TEKS YANG DIBERIKAN

Tulisan ini pernah dijanjikan akan dimuat oleh salah satu koran, tapi sampai sekarang belum menjadi kenyataan .

IPDN: Sebuah Potret BuramPendidikan Indonesia

Judul : Kampus Maut
Penulis : Mesti Arnanda nasution & Agus Suryantoro
Penerbit : Mizan, Bandung
Cetakan : Pertama, 2007
Tebal : 201 halaman.

Terbunuhnya salah satu praja IPDN, Cliff Muntu, yang diakibatkan oleh pemukulan yang dilakukan seniornya beberapa waktu lalu kian mencoreng citra pendidikan Indonesia. Pasalnya praja yang asalnya dididik untuk menjadi pengayom rakyat itu, kini malah menampakkan wajah yang mengerikan, menjadi pembunuh. Ironisnya, ini bukan pertama kali terjadi di IPDN.

Menurut Inu Kencana, salah satu pengajar di kampus itu, sedikitnya ada sekitar tiga puluh lima korban yang meninggal di IPDN, dalam priode 1990-an hingga sekarang. Dari jumlah itu, 17 di antaranya meninggal secara tak wajar. (hal 74). Namun paparnya lagi, yang hanya diberitakan hanya lima puluh persennya saja. Jawa Pos (9/04/07).

Adanya fakta seperti itu menunjukkan bahwa pihak birokrat IPDN tertutup terhadap media. Ini jelas-jelas melanggar UU tentang kebebasan Pers.

Kasus ini menarik karena yang melakukannya adalah para praja senior yang ada di IPDN. Kalau pelakunya adalah senior yang jelas yang jadi korban pastinya adalah yunior. Betapa mengakarnya budaya senioritas versus yunioritas di negeri Indonesia ini, sehingga suatu yang lumrah jika para senior memperlakukan adik-adik kelas mereka sebagai babu bagi para senior.
Sebagai kampus bagi calon praja sangat ironis memang jika budaya represip itu dianggap sebagai suatu hal yang wajar. Mengingat calon praja itu nantinya akan menjadi pemimpin di daerah masing-masing, yang notabene menjadi panutan bagi masyarakat yang dipimpinnya.

Sebagai sebuah kampus pemerintah, IPDN sudah seharusnya menghilangkan cara-cara militeristik, karena setiap yang berbau militeristik identik dengan kekerasan dan itu sangat tidak wajar jika perilaku militer itu diterapkan pada siswa praja dari beberapa daerah.

TUGAS DAN LATIHAN
(A) Tolong salin dengan tepat bagian teks tentang IPDN, mulai dari "Kasus ini menarik" dan berakhir pada "bagi para senior.".
(B) Menurut Inu Kencana dalam teks tentang IPDN, berapa korban di IPDN yang meninggal secara tak wajar?

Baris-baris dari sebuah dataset
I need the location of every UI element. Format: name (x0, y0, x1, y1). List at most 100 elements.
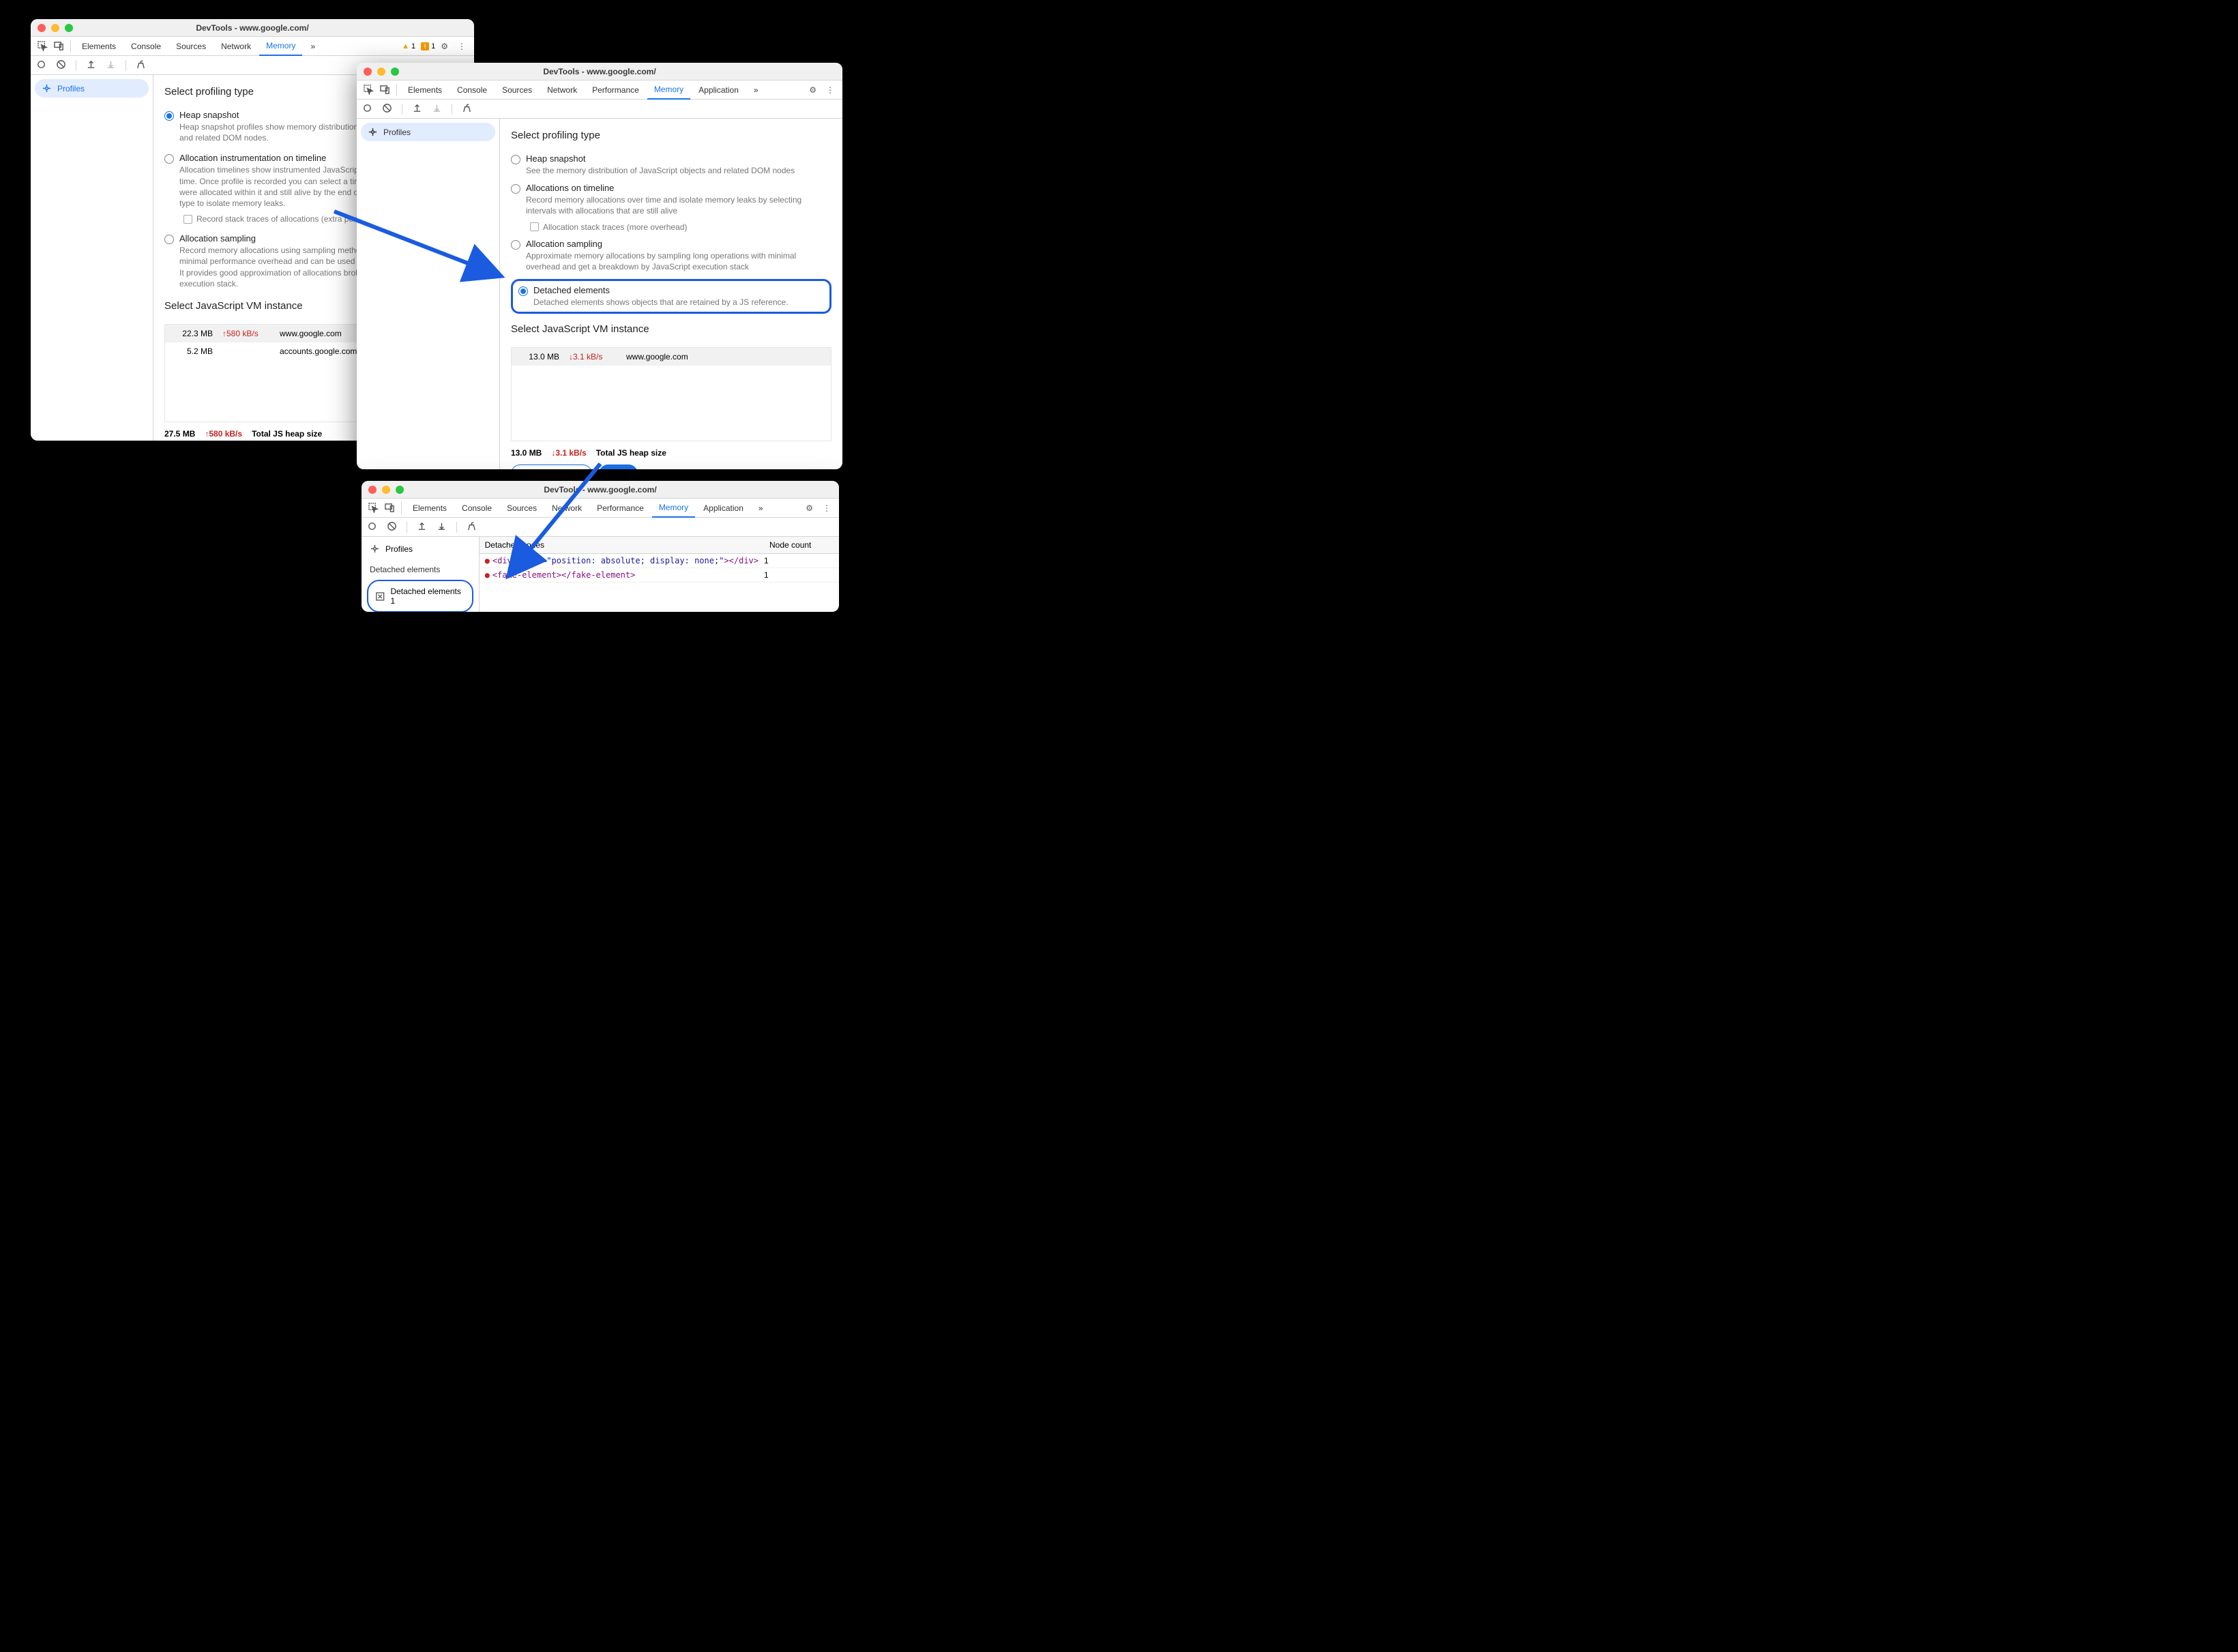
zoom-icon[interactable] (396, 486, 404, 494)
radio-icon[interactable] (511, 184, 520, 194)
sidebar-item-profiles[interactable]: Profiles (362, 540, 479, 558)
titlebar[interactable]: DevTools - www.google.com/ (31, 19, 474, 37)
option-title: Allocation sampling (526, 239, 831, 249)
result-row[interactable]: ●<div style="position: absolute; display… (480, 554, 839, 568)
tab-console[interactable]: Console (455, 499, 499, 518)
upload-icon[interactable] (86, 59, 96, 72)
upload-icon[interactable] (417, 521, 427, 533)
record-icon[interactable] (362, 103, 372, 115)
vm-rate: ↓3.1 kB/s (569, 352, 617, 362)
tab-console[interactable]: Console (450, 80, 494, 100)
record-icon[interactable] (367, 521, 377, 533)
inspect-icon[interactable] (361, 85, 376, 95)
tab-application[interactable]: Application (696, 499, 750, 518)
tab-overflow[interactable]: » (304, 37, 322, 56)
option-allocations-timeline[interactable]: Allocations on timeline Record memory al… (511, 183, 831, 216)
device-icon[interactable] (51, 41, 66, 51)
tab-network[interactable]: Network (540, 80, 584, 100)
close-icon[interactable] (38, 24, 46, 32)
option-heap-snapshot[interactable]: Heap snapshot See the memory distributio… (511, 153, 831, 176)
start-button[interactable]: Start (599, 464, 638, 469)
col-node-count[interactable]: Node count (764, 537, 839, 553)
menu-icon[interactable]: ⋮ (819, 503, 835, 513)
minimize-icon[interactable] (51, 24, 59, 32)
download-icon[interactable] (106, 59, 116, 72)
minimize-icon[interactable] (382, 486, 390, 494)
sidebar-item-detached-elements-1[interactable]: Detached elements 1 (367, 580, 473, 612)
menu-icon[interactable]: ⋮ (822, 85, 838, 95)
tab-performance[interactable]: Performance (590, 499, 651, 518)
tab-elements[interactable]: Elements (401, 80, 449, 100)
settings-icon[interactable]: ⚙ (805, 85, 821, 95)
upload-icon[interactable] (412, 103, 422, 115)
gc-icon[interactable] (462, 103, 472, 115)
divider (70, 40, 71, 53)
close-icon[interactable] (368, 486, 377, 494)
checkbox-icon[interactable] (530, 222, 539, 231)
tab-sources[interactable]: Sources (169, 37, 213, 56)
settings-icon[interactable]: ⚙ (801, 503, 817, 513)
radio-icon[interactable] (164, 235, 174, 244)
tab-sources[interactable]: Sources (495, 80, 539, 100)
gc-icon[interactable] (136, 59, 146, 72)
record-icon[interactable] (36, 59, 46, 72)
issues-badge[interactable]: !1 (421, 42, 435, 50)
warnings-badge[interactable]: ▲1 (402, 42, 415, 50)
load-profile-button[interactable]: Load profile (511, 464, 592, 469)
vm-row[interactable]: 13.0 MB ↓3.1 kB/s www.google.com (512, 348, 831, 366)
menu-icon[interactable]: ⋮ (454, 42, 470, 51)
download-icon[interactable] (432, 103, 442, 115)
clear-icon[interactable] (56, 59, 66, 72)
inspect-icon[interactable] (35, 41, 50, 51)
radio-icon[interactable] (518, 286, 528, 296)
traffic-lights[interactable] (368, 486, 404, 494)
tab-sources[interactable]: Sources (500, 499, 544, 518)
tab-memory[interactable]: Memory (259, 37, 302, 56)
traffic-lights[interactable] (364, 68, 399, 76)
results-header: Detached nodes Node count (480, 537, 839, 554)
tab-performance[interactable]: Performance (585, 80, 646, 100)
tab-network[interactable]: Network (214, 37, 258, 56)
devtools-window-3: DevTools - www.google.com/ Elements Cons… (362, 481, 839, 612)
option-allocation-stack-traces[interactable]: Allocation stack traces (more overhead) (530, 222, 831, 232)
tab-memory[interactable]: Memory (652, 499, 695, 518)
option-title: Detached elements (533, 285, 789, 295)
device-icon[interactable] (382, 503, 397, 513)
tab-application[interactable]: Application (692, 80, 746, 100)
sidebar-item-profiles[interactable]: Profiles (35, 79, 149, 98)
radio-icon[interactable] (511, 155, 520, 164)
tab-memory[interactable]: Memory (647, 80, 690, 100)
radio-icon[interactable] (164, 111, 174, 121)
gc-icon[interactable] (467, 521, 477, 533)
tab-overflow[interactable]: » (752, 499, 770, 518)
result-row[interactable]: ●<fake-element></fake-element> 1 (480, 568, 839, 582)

HASIL YANG DIHARAPKAN
(A)
Kasus ini menarik karena yang melakukannya adalah para praja senior yang ada di IPDN. Kalau pelakunya adalah senior yang jelas yang jadi korban pastinya adalah yunior. Betapa mengakarnya budaya senioritas versus yunioritas di negeri Indonesia ini, sehingga suatu yang lumrah jika para senior memperlakukan adik-adik kelas mereka sebagai babu bagi para senior.

(B) Sebanyak 17 korban meninggal secara tak wajar.